┏━━
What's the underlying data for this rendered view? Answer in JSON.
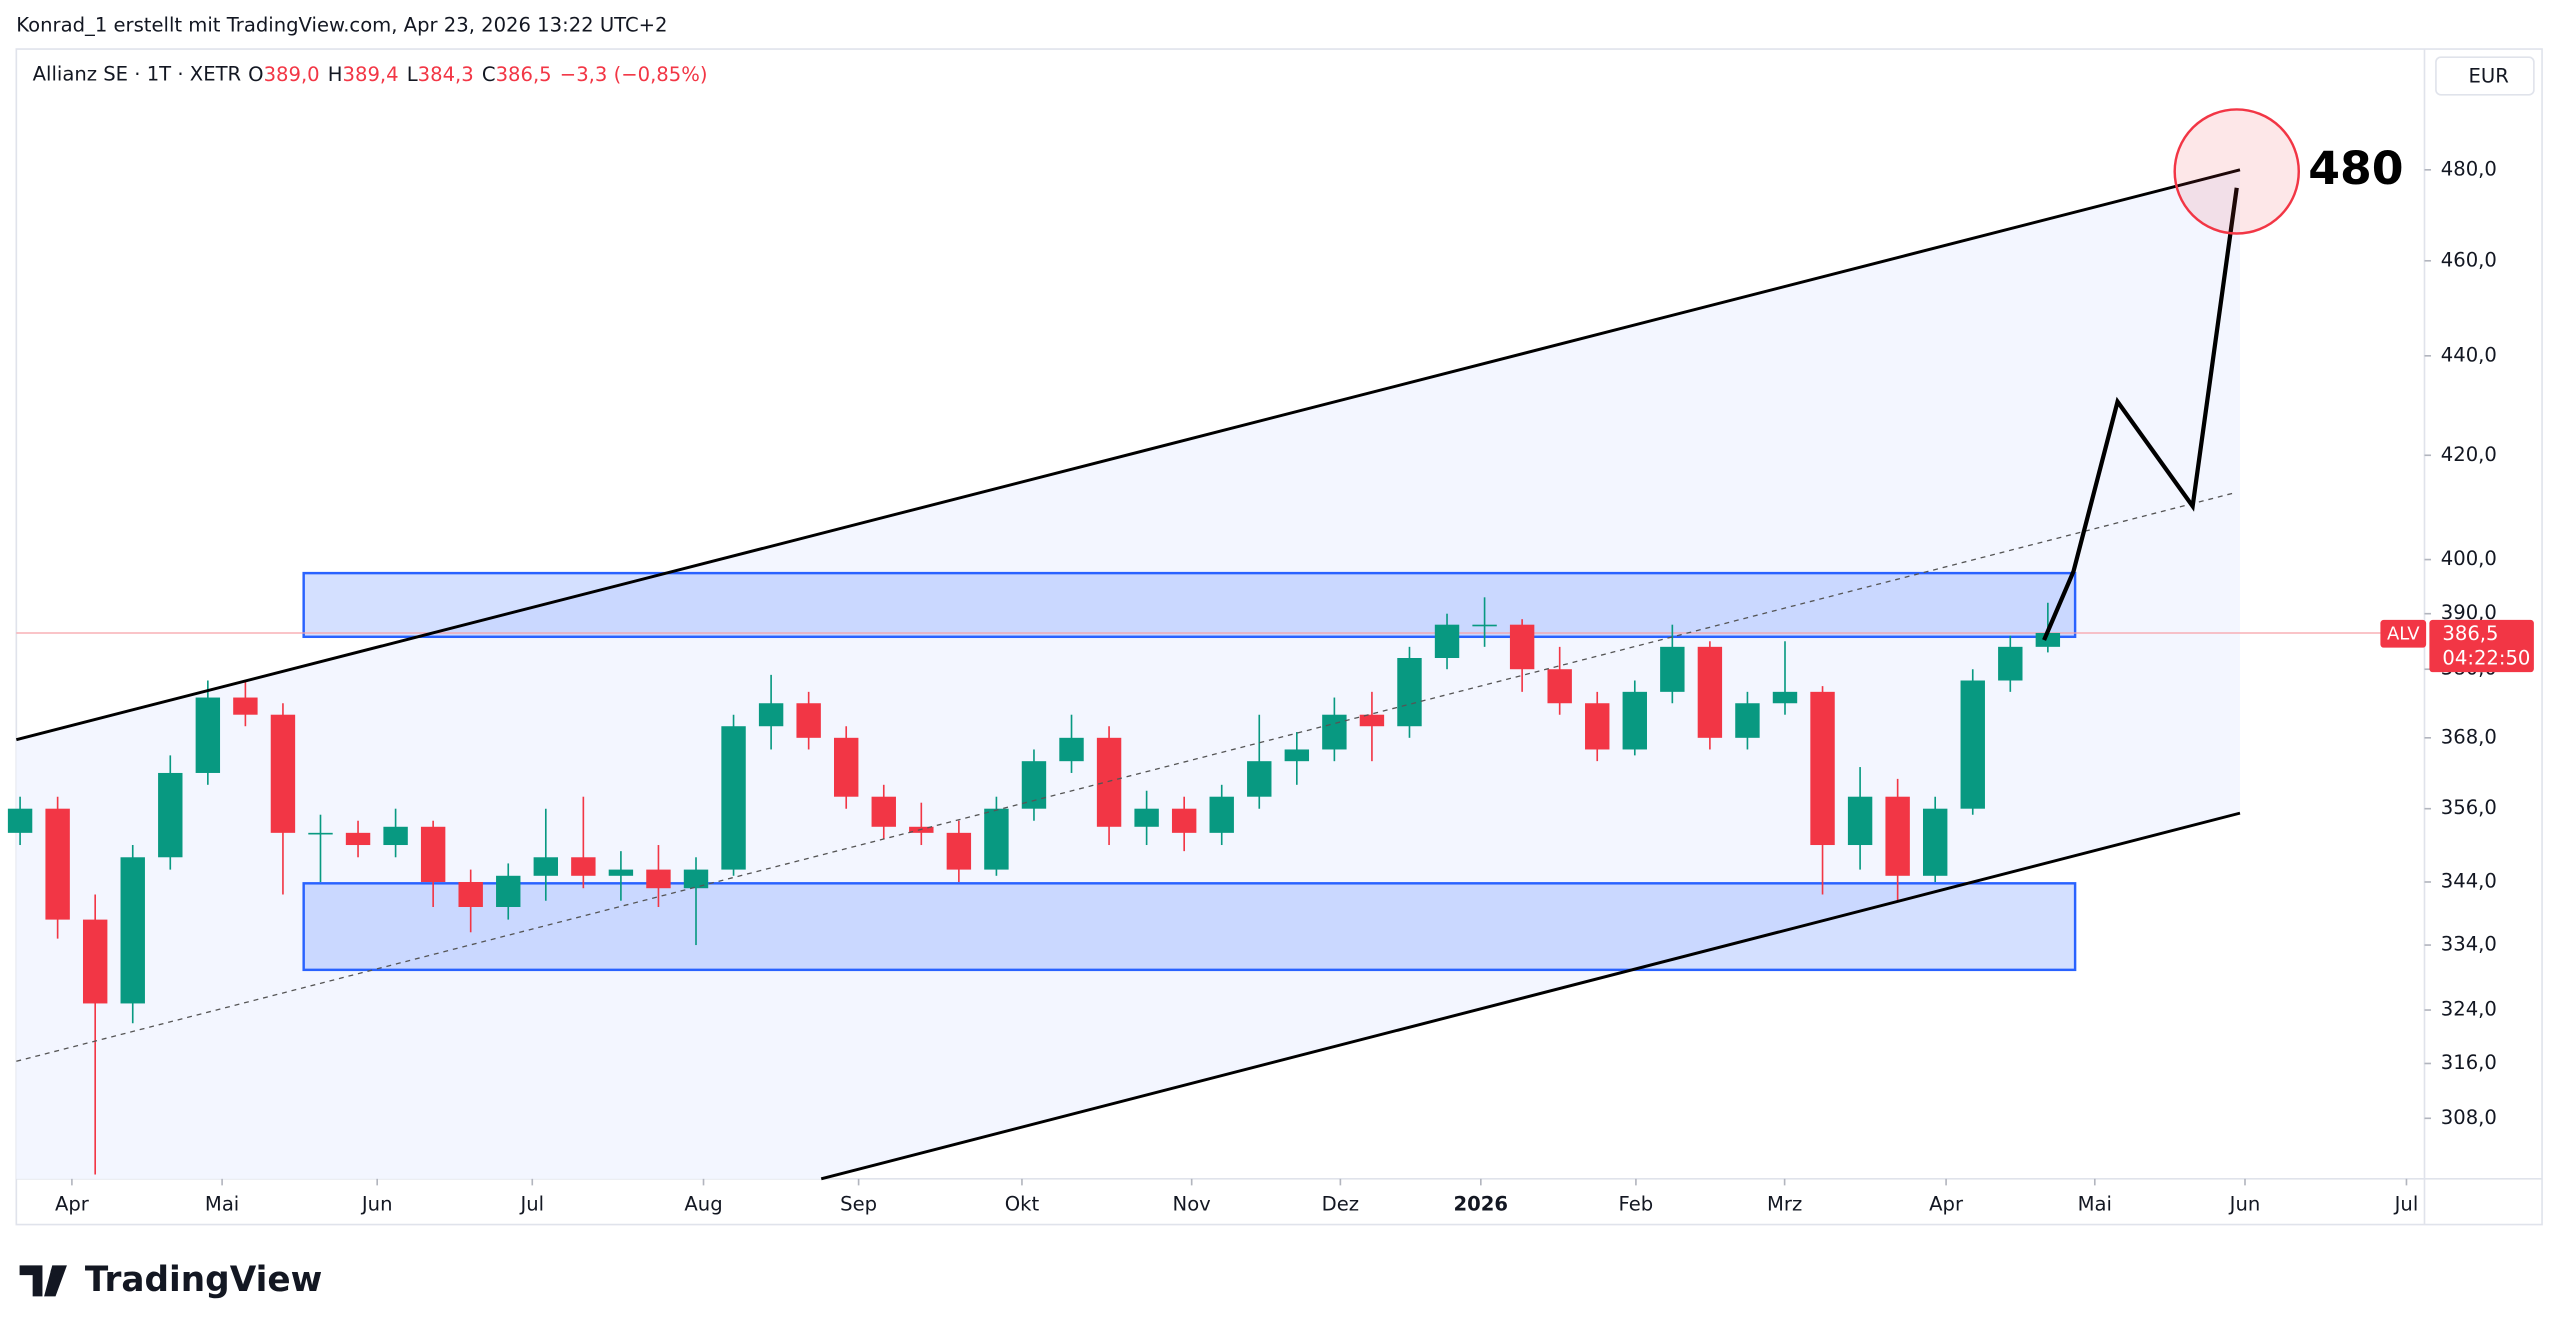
{
  "header": {
    "attribution": "Konrad_1 erstellt mit TradingView.com, Apr 23, 2026 13:22 UTC+2"
  },
  "footer": {
    "brand": "TradingView"
  },
  "chart_data": {
    "type": "candlestick",
    "title": "Allianz SE · 1T · XETR",
    "ohlc_legend": [
      {
        "label": "O",
        "value": "389,0"
      },
      {
        "label": "H",
        "value": "389,4"
      },
      {
        "label": "L",
        "value": "384,3"
      },
      {
        "label": "C",
        "value": "386,5"
      }
    ],
    "change": "−3,3 (−0,85%)",
    "currency": "EUR",
    "annotations": [
      "480"
    ],
    "up_color": "#089981",
    "down_color": "#f23645",
    "log_scale": true,
    "x": [
      0,
      1,
      2,
      3,
      4,
      5,
      6,
      7,
      8,
      9,
      10,
      11,
      12,
      13,
      14,
      15,
      16,
      17,
      18,
      19,
      20,
      21,
      22,
      23,
      24,
      25,
      26,
      27,
      28,
      29,
      30,
      31,
      32,
      33,
      34,
      35,
      36,
      37,
      38,
      39,
      40,
      41,
      42,
      43,
      44,
      45,
      46,
      47,
      48,
      49,
      50,
      51,
      52,
      53,
      54
    ],
    "open": [
      352,
      356,
      338,
      325,
      348,
      362,
      375,
      372,
      352,
      352,
      350,
      353,
      344,
      340,
      345,
      348,
      345,
      346,
      343,
      346,
      370,
      374,
      368,
      358,
      353,
      352,
      346,
      356,
      364,
      368,
      353,
      356,
      352,
      358,
      364,
      366,
      372,
      370,
      382,
      388,
      388,
      380,
      374,
      366,
      376,
      384,
      368,
      374,
      376,
      350,
      358,
      345,
      356,
      378,
      384
    ],
    "high": [
      358,
      358,
      342,
      350,
      365,
      378,
      378,
      374,
      355,
      354,
      356,
      354,
      346,
      347,
      356,
      358,
      349,
      350,
      348,
      372,
      379,
      376,
      370,
      360,
      357,
      354,
      358,
      366,
      372,
      370,
      359,
      358,
      360,
      372,
      369,
      375,
      376,
      384,
      390,
      393,
      389,
      384,
      376,
      378,
      388,
      385,
      376,
      385,
      377,
      363,
      361,
      358,
      380,
      386,
      392
    ],
    "low": [
      350,
      335,
      300,
      322,
      346,
      360,
      370,
      342,
      344,
      348,
      348,
      340,
      336,
      338,
      341,
      343,
      341,
      340,
      334,
      345,
      366,
      366,
      356,
      351,
      350,
      344,
      345,
      354,
      362,
      350,
      350,
      349,
      350,
      356,
      360,
      364,
      364,
      368,
      380,
      384,
      376,
      372,
      364,
      365,
      374,
      366,
      366,
      372,
      342,
      346,
      341,
      344,
      355,
      376,
      383
    ],
    "close": [
      356,
      338,
      325,
      348,
      362,
      375,
      372,
      352,
      352,
      350,
      353,
      344,
      340,
      345,
      348,
      345,
      346,
      343,
      346,
      370,
      374,
      368,
      358,
      353,
      352,
      346,
      356,
      364,
      368,
      353,
      356,
      352,
      358,
      364,
      366,
      372,
      370,
      382,
      388,
      388,
      380,
      374,
      366,
      376,
      384,
      368,
      374,
      376,
      350,
      358,
      345,
      356,
      378,
      384,
      386.5
    ],
    "xlim": [
      -0.1,
      64.03
    ],
    "xticks": [
      {
        "value": 1.38,
        "label": "Apr"
      },
      {
        "value": 5.38,
        "label": "Mai"
      },
      {
        "value": 9.51,
        "label": "Jun"
      },
      {
        "value": 13.64,
        "label": "Jul"
      },
      {
        "value": 18.2,
        "label": "Aug"
      },
      {
        "value": 22.33,
        "label": "Sep"
      },
      {
        "value": 26.68,
        "label": "Okt"
      },
      {
        "value": 31.2,
        "label": "Nov"
      },
      {
        "value": 35.16,
        "label": "Dez"
      },
      {
        "value": 38.9,
        "label": "2026",
        "bold": true
      },
      {
        "value": 43.03,
        "label": "Feb"
      },
      {
        "value": 46.99,
        "label": "Mrz"
      },
      {
        "value": 51.29,
        "label": "Apr"
      },
      {
        "value": 55.25,
        "label": "Mai"
      },
      {
        "value": 59.25,
        "label": "Jun"
      },
      {
        "value": 63.55,
        "label": "Jul"
      }
    ],
    "ylim": [
      299.4,
      507.9
    ],
    "yticks": [
      {
        "value": 480,
        "label": "480,0"
      },
      {
        "value": 460,
        "label": "460,0"
      },
      {
        "value": 440,
        "label": "440,0"
      },
      {
        "value": 420,
        "label": "420,0"
      },
      {
        "value": 400,
        "label": "400,0"
      },
      {
        "value": 390,
        "label": "390,0"
      },
      {
        "value": 380,
        "label": "380,0"
      },
      {
        "value": 368,
        "label": "368,0"
      },
      {
        "value": 356,
        "label": "356,0"
      },
      {
        "value": 344,
        "label": "344,0"
      },
      {
        "value": 334,
        "label": "334,0"
      },
      {
        "value": 324,
        "label": "324,0"
      },
      {
        "value": 316,
        "label": "316,0"
      },
      {
        "value": 308,
        "label": "308,0"
      }
    ],
    "last_price": {
      "symbol": "ALV",
      "value": 386.5,
      "label": "386,5",
      "countdown": "04:22:50"
    }
  }
}
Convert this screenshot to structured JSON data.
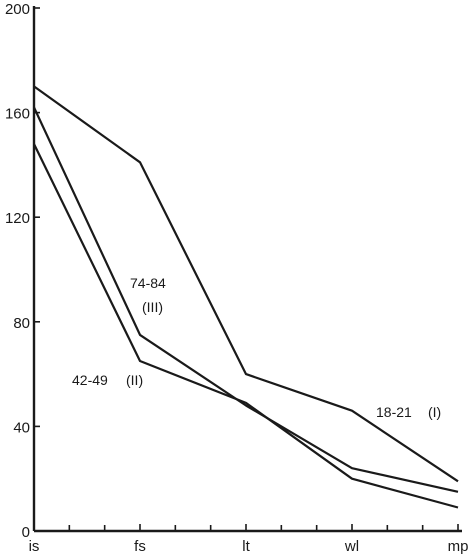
{
  "chart_data": {
    "type": "line",
    "title": "",
    "xlabel": "",
    "ylabel": "",
    "categories": [
      "is",
      "fs",
      "lt",
      "wl",
      "mp"
    ],
    "ylim": [
      0,
      200
    ],
    "y_ticks": [
      "0",
      "40",
      "80",
      "120",
      "160",
      "200"
    ],
    "grid": false,
    "series": [
      {
        "name": "18-21",
        "group": "(I)",
        "values": [
          170,
          141,
          60,
          46,
          19
        ]
      },
      {
        "name": "74-84",
        "group": "(III)",
        "values": [
          162,
          75,
          48,
          24,
          15
        ]
      },
      {
        "name": "42-49",
        "group": "(II)",
        "values": [
          148,
          65,
          49,
          20,
          9
        ]
      }
    ]
  }
}
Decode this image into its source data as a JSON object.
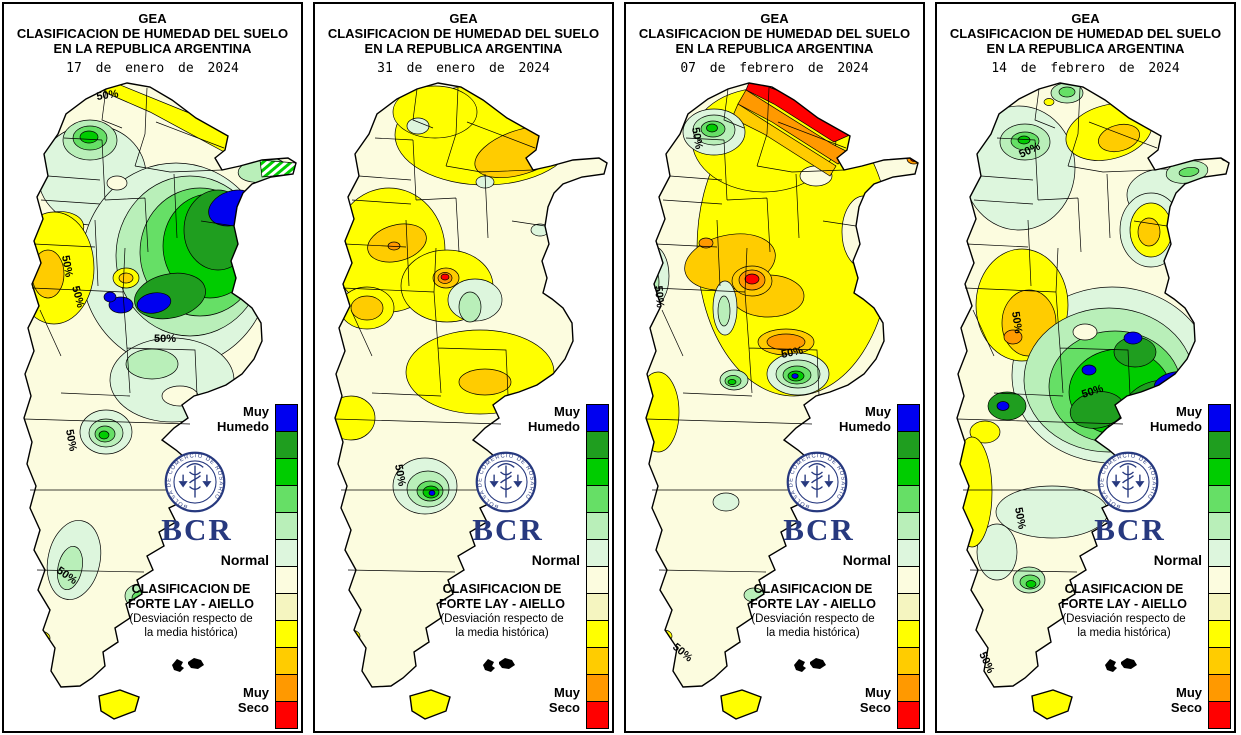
┗━━
> Task requirements: Filter the records above for lines containing the word "TradingView", and copy those lines.

> Finished task:
    "attribution": "Konrad_1 erstellt mit TradingView.com, Apr 23, 2026 13:22 UTC+2"
    "brand": "TradingView"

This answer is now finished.